_Data supplied_:

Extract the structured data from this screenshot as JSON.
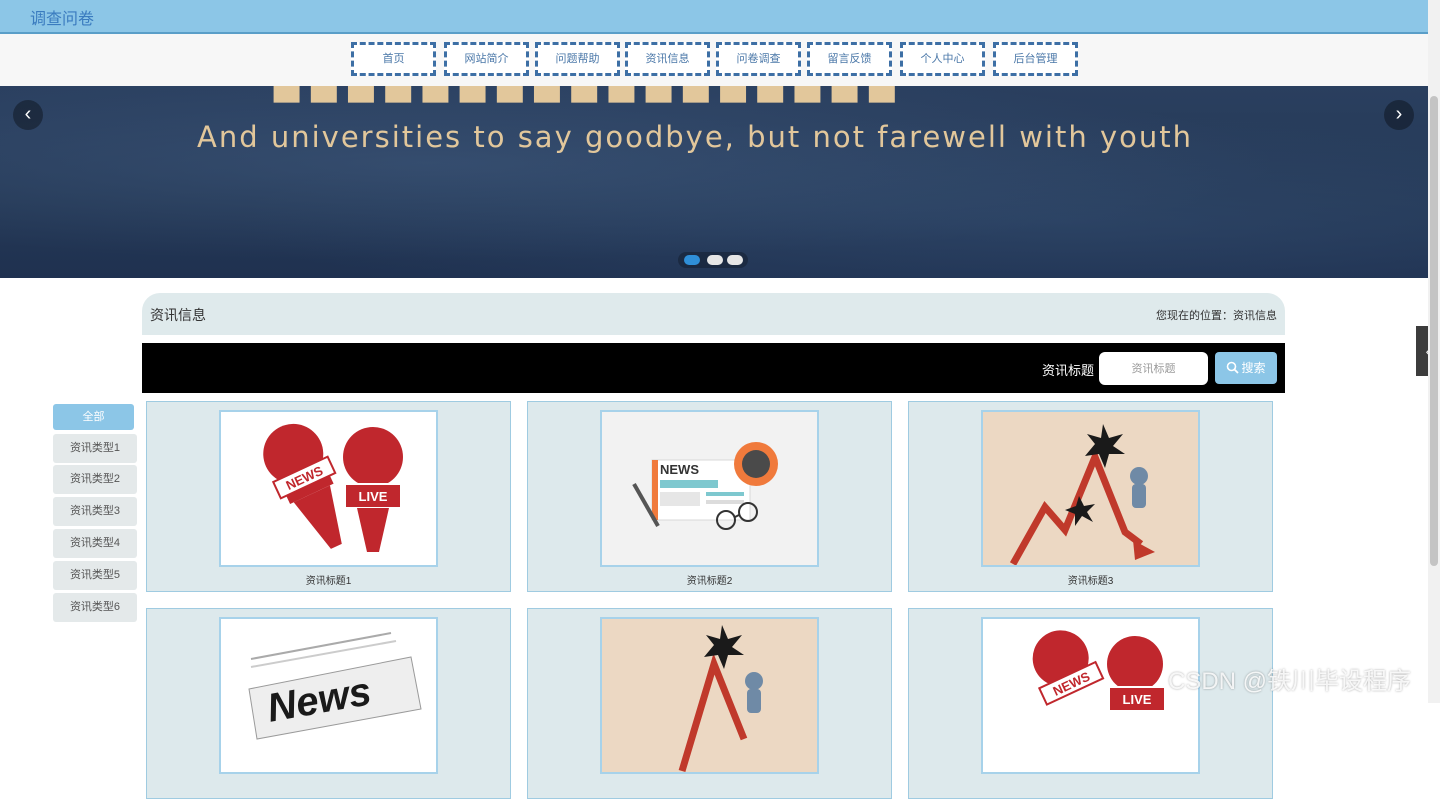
{
  "header": {
    "title": "调查问卷"
  },
  "nav": {
    "items": [
      {
        "label": "首页"
      },
      {
        "label": "网站简介"
      },
      {
        "label": "问题帮助"
      },
      {
        "label": "资讯信息"
      },
      {
        "label": "问卷调查"
      },
      {
        "label": "留言反馈"
      },
      {
        "label": "个人中心"
      },
      {
        "label": "后台管理"
      }
    ]
  },
  "banner": {
    "slogan": "And universities to say goodbye, but not farewell with youth",
    "prev_icon": "chevron-left-icon",
    "next_icon": "chevron-right-icon",
    "slide_count": 3,
    "active_slide": 1
  },
  "section": {
    "title": "资讯信息",
    "location_label": "您现在的位置：",
    "location_value": "资讯信息"
  },
  "search": {
    "label": "资讯标题",
    "placeholder": "资讯标题",
    "button_label": "搜索",
    "button_icon": "search-icon"
  },
  "categories": [
    {
      "label": "全部",
      "active": true
    },
    {
      "label": "资讯类型1"
    },
    {
      "label": "资讯类型2"
    },
    {
      "label": "资讯类型3"
    },
    {
      "label": "资讯类型4"
    },
    {
      "label": "资讯类型5"
    },
    {
      "label": "资讯类型6"
    }
  ],
  "news": [
    {
      "title": "资讯标题1",
      "image": "news-microphones"
    },
    {
      "title": "资讯标题2",
      "image": "newspaper-coffee"
    },
    {
      "title": "资讯标题3",
      "image": "market-crash"
    },
    {
      "title": "",
      "image": "news-paper"
    },
    {
      "title": "",
      "image": "market-crash"
    },
    {
      "title": "",
      "image": "news-microphones"
    }
  ],
  "watermark": "CSDN @铁川毕设程序",
  "colors": {
    "topbar": "#8cc6e7",
    "nav_border": "#3d6fa5",
    "accent": "#8cc6e7",
    "card_bg": "#dde9ec",
    "search_bar": "#000000",
    "banner_text": "#e2c79b"
  }
}
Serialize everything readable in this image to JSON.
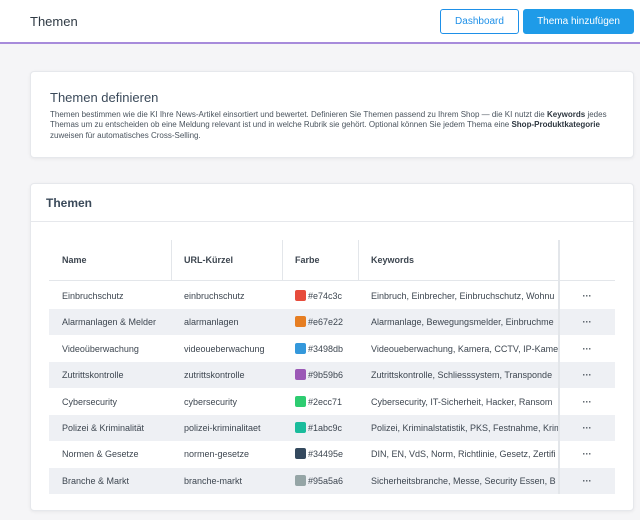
{
  "header": {
    "title": "Themen",
    "dashboard_label": "Dashboard",
    "add_label": "Thema hinzufügen"
  },
  "intro": {
    "title": "Themen definieren",
    "text_1": "Themen bestimmen wie die KI Ihre News-Artikel einsortiert und bewertet. Definieren Sie Themen passend zu Ihrem Shop — die KI nutzt die ",
    "bold_1": "Keywords",
    "text_2": " jedes Themas um zu entscheiden ob eine Meldung relevant ist und in welche Rubrik sie gehört. Optional können Sie jedem Thema eine ",
    "bold_2": "Shop-Produktkategorie",
    "text_3": " zuweisen für automatisches Cross-Selling."
  },
  "themes": {
    "title": "Themen",
    "columns": {
      "name": "Name",
      "slug": "URL-Kürzel",
      "color": "Farbe",
      "keywords": "Keywords"
    },
    "more_label": "···",
    "rows": [
      {
        "name": "Einbruchschutz",
        "slug": "einbruchschutz",
        "color": "#e74c3c",
        "keywords": "Einbruch, Einbrecher, Einbruchschutz, Wohnu"
      },
      {
        "name": "Alarmanlagen & Melder",
        "slug": "alarmanlagen",
        "color": "#e67e22",
        "keywords": "Alarmanlage, Bewegungsmelder, Einbruchme"
      },
      {
        "name": "Videoüberwachung",
        "slug": "videoueberwachung",
        "color": "#3498db",
        "keywords": "Videoueberwachung, Kamera, CCTV, IP-Kame"
      },
      {
        "name": "Zutrittskontrolle",
        "slug": "zutrittskontrolle",
        "color": "#9b59b6",
        "keywords": "Zutrittskontrolle, Schliesssystem, Transponde"
      },
      {
        "name": "Cybersecurity",
        "slug": "cybersecurity",
        "color": "#2ecc71",
        "keywords": "Cybersecurity, IT-Sicherheit, Hacker, Ransom"
      },
      {
        "name": "Polizei & Kriminalität",
        "slug": "polizei-kriminalitaet",
        "color": "#1abc9c",
        "keywords": "Polizei, Kriminalstatistik, PKS, Festnahme, Krim"
      },
      {
        "name": "Normen & Gesetze",
        "slug": "normen-gesetze",
        "color": "#34495e",
        "keywords": "DIN, EN, VdS, Norm, Richtlinie, Gesetz, Zertifi"
      },
      {
        "name": "Branche & Markt",
        "slug": "branche-markt",
        "color": "#95a5a6",
        "keywords": "Sicherheitsbranche, Messe, Security Essen, B"
      }
    ]
  }
}
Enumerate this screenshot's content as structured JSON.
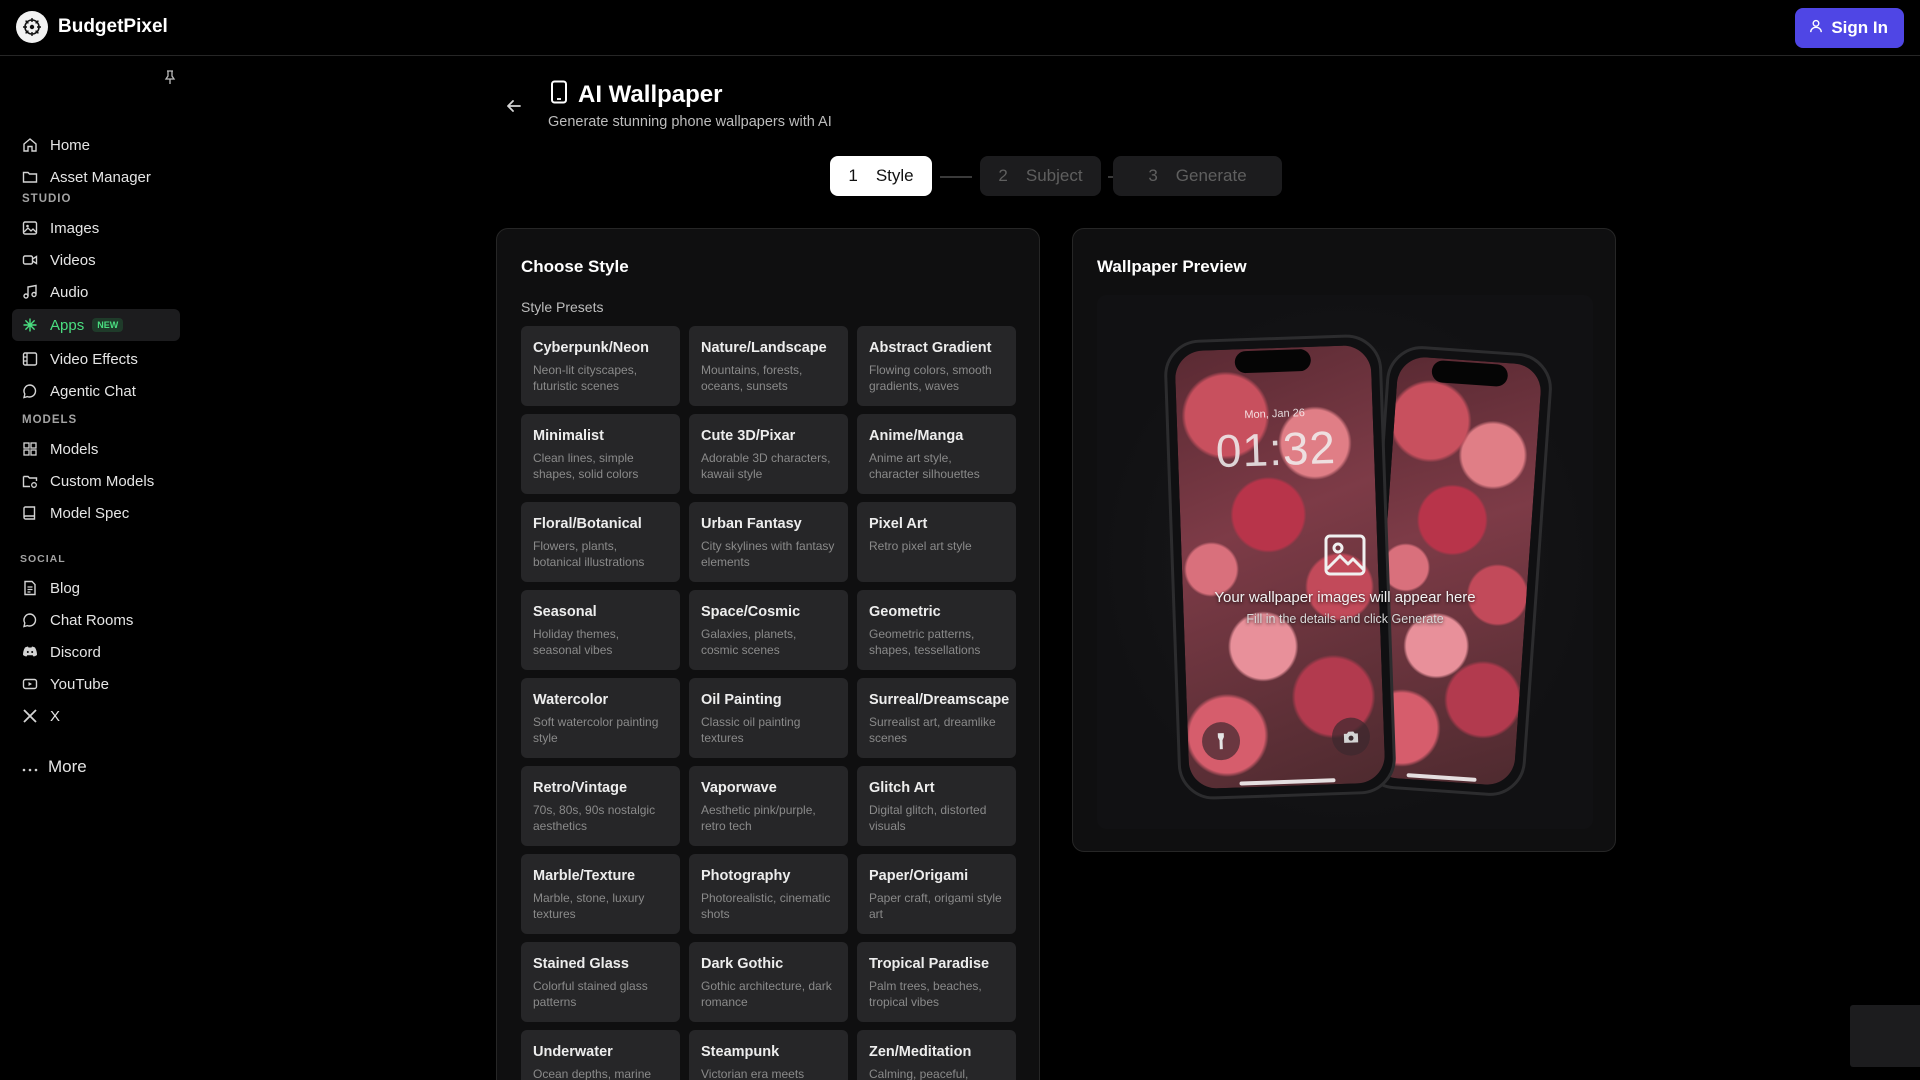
{
  "app": {
    "name": "BudgetPixel"
  },
  "header": {
    "sign_in_label": "Sign In"
  },
  "sidebar": {
    "top_items": [
      {
        "label": "Home",
        "icon": "home-icon"
      },
      {
        "label": "Asset Manager",
        "icon": "folder-icon"
      }
    ],
    "sections": [
      {
        "label": "STUDIO",
        "items": [
          {
            "label": "Images",
            "icon": "image-icon"
          },
          {
            "label": "Videos",
            "icon": "video-icon"
          },
          {
            "label": "Audio",
            "icon": "music-icon"
          },
          {
            "label": "Apps",
            "icon": "sparkle-icon",
            "badge": "NEW",
            "active": true
          },
          {
            "label": "Video Effects",
            "icon": "film-icon"
          },
          {
            "label": "Agentic Chat",
            "icon": "chat-icon"
          }
        ]
      },
      {
        "label": "MODELS",
        "items": [
          {
            "label": "Models",
            "icon": "grid-icon"
          },
          {
            "label": "Custom Models",
            "icon": "folder-cog-icon"
          },
          {
            "label": "Model Spec",
            "icon": "book-icon"
          }
        ]
      },
      {
        "label": "SOCIAL",
        "items": [
          {
            "label": "Blog",
            "icon": "document-icon"
          },
          {
            "label": "Chat Rooms",
            "icon": "chat-icon"
          },
          {
            "label": "Discord",
            "icon": "discord-icon"
          },
          {
            "label": "YouTube",
            "icon": "youtube-icon"
          },
          {
            "label": "X",
            "icon": "x-icon"
          }
        ]
      }
    ],
    "more_label": "More"
  },
  "page": {
    "title": "AI Wallpaper",
    "subtitle": "Generate stunning phone wallpapers with AI"
  },
  "stepper": [
    {
      "num": "1",
      "label": "Style",
      "active": true
    },
    {
      "num": "2",
      "label": "Subject",
      "active": false
    },
    {
      "num": "3",
      "label": "Generate",
      "active": false
    }
  ],
  "choose_style": {
    "title": "Choose Style",
    "presets_label": "Style Presets",
    "presets": [
      {
        "title": "Cyberpunk/Neon",
        "desc": "Neon-lit cityscapes, futuristic scenes"
      },
      {
        "title": "Nature/Landscape",
        "desc": "Mountains, forests, oceans, sunsets"
      },
      {
        "title": "Abstract Gradient",
        "desc": "Flowing colors, smooth gradients, waves"
      },
      {
        "title": "Minimalist",
        "desc": "Clean lines, simple shapes, solid colors"
      },
      {
        "title": "Cute 3D/Pixar",
        "desc": "Adorable 3D characters, kawaii style"
      },
      {
        "title": "Anime/Manga",
        "desc": "Anime art style, character silhouettes"
      },
      {
        "title": "Floral/Botanical",
        "desc": "Flowers, plants, botanical illustrations"
      },
      {
        "title": "Urban Fantasy",
        "desc": "City skylines with fantasy elements"
      },
      {
        "title": "Pixel Art",
        "desc": "Retro pixel art style"
      },
      {
        "title": "Seasonal",
        "desc": "Holiday themes, seasonal vibes"
      },
      {
        "title": "Space/Cosmic",
        "desc": "Galaxies, planets, cosmic scenes"
      },
      {
        "title": "Geometric",
        "desc": "Geometric patterns, shapes, tessellations"
      },
      {
        "title": "Watercolor",
        "desc": "Soft watercolor painting style"
      },
      {
        "title": "Oil Painting",
        "desc": "Classic oil painting textures"
      },
      {
        "title": "Surreal/Dreamscape",
        "desc": "Surrealist art, dreamlike scenes"
      },
      {
        "title": "Retro/Vintage",
        "desc": "70s, 80s, 90s nostalgic aesthetics"
      },
      {
        "title": "Vaporwave",
        "desc": "Aesthetic pink/purple, retro tech"
      },
      {
        "title": "Glitch Art",
        "desc": "Digital glitch, distorted visuals"
      },
      {
        "title": "Marble/Texture",
        "desc": "Marble, stone, luxury textures"
      },
      {
        "title": "Photography",
        "desc": "Photorealistic, cinematic shots"
      },
      {
        "title": "Paper/Origami",
        "desc": "Paper craft, origami style art"
      },
      {
        "title": "Stained Glass",
        "desc": "Colorful stained glass patterns"
      },
      {
        "title": "Dark Gothic",
        "desc": "Gothic architecture, dark romance"
      },
      {
        "title": "Tropical Paradise",
        "desc": "Palm trees, beaches, tropical vibes"
      },
      {
        "title": "Underwater",
        "desc": "Ocean depths, marine"
      },
      {
        "title": "Steampunk",
        "desc": "Victorian era meets"
      },
      {
        "title": "Zen/Meditation",
        "desc": "Calming, peaceful,"
      }
    ]
  },
  "preview": {
    "title": "Wallpaper Preview",
    "lock_date": "Mon, Jan 26",
    "lock_time": "01:32",
    "placeholder_main": "Your wallpaper images will appear here",
    "placeholder_sub": "Fill in the details and click Generate"
  },
  "colors": {
    "accent": "#4f46e5",
    "active_green": "#4ade80",
    "background": "#000000",
    "card": "#262628"
  }
}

_Stated problem_:
Tell how many lines include "folder". The number is the whole answer.

_Right answer_:
2